> [Krótkie ćwiczenie 1]:
Przepisz dosłownie z podanego niżej fragmentu z komentarzami o handlu w niedzielę tekst od słów „ale pomysł uważam” do słów „pracować w niedzielę.”, łącznie z nimi.

> [Podany fragment]:
--------------------------------------------------

Opinie (216) ponad 10 zablokowanych

  • Zakupy w niedzielę robię naprawdę wyjątkowo (3)

    ale pomysł uważam za debilny. Jeśli chcą już na siłę ograniczyć handel w niedzielę, to powinni wprowadzić dodatek za taką pracę i wtedy każdy sam zdecyduje - zarówno pracodawca jak i pracownik czy mu warto i ma ochotę pracować w niedzielę.
    Ale trzeba jakoś Dudzie z Solidarności i ojcu Rydzykowi d*pę zalizać.

    • 68 13

    • Ale przecież im nie chodzi o gospodarkę ani o dobro pracownika, TYLKO O IDEOLOGIĘ KATONARODOWĄ. W tej ideologii, tak samo jak w innych ideologiach (np. komunistycznej) fakty i prawda są na końcu - najważniejsze jest hołdowanie swoim chorym przekonaniom, czy to o zwycięstwie światowego komunizmu, czy o "wielkiej Polsce katolickiej" - jedno i drugie CHORE.

      • 1 0

    • To nie zadziala w ten sposob.... wtedy TYLKO duze sieci pozwola sobie na otwarcie sklepu - a ucierpia male osiedlowe sklepy. Cena pracownika musi sie zwrocic.

      • 0 1

    • Ale trzeba jakoś Dudzie z Solidarności i ojcu Rydzykowi d**ę zalizać.

      i Śniadkowi ............

      • 3 0

  • Adrian podpisze wszystko (1)

    A w marketach ludzie zamiast w niedzielę w dzień, pójdą do pracy z niedzieli na poniedziałek. Brawo ADRIAN!

--------------------------------------------------

> [Dane]:
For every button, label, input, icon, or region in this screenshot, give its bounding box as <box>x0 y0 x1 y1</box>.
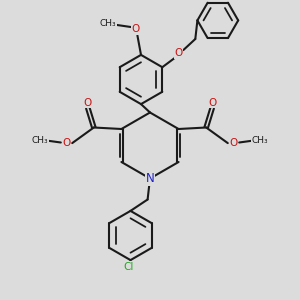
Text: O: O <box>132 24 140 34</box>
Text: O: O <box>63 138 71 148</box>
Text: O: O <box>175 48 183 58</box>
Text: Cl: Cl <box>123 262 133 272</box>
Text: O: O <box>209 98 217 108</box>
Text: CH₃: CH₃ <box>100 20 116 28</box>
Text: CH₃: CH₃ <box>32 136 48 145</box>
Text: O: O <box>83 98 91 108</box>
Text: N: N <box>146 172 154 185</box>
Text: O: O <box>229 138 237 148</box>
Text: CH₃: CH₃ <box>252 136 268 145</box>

--------------------------------------------------

> [Krótkie ćwiczenie 2]:
Powiel co do znaku wszystkie wpisy z danych powyżej, wiersz po wierszu. Obrazy pomiń w odpowiedzi.

> [Odpowiedź 1]:
ale pomysł uważam za debilny. Jeśli chcą już na siłę ograniczyć handel w niedzielę, to powinni wprowadzić dodatek za taką pracę i wtedy każdy sam zdecyduje - zarówno pracodawca jak i pracownik czy mu warto i ma ochotę pracować w niedzielę.

> [Odpowiedź 2]:
For every button, label, input, icon, or region in this screenshot, give its bounding box as <box>x0 y0 x1 y1</box>.
Text: O: O <box>132 24 140 34</box>
Text: O: O <box>63 138 71 148</box>
Text: O: O <box>175 48 183 58</box>
Text: Cl: Cl <box>123 262 133 272</box>
Text: O: O <box>209 98 217 108</box>
Text: CH₃: CH₃ <box>100 20 116 28</box>
Text: CH₃: CH₃ <box>32 136 48 145</box>
Text: O: O <box>83 98 91 108</box>
Text: N: N <box>146 172 154 185</box>
Text: O: O <box>229 138 237 148</box>
Text: CH₃: CH₃ <box>252 136 268 145</box>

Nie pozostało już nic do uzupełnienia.